* THE EXERCISE
Search the material for "JSON" and show all lines that contain it.

* DATA SUPPLIED
---
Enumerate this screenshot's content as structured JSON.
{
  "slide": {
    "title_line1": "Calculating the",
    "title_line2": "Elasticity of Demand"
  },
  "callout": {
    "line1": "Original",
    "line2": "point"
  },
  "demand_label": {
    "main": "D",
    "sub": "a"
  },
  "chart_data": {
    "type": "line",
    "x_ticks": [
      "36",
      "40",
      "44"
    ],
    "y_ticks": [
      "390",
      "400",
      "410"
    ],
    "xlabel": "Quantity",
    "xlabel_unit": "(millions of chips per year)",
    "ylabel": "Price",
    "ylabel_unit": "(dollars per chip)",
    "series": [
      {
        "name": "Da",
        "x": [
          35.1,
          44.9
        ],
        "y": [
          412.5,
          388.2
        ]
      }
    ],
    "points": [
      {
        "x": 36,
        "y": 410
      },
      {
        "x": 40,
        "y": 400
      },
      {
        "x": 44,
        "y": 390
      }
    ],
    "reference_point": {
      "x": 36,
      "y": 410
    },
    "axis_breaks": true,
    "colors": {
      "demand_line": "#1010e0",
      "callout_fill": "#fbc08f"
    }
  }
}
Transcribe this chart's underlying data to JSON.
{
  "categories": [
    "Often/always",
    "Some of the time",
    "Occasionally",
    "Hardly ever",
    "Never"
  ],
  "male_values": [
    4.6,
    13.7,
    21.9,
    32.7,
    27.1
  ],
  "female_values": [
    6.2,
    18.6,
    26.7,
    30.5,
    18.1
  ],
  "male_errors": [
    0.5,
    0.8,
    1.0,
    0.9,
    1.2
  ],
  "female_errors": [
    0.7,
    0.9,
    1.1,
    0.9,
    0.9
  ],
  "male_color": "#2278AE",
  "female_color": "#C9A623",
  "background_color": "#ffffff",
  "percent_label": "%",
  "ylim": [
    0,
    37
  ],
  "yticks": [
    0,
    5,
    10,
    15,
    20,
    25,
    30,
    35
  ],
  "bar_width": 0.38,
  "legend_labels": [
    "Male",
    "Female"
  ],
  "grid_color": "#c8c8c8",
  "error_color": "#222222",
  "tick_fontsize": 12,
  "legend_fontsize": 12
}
---
* FINAL ANSWER
Enumerate this screenshot's content as structured JSON.
Transcribe this chart's underlying data to JSON.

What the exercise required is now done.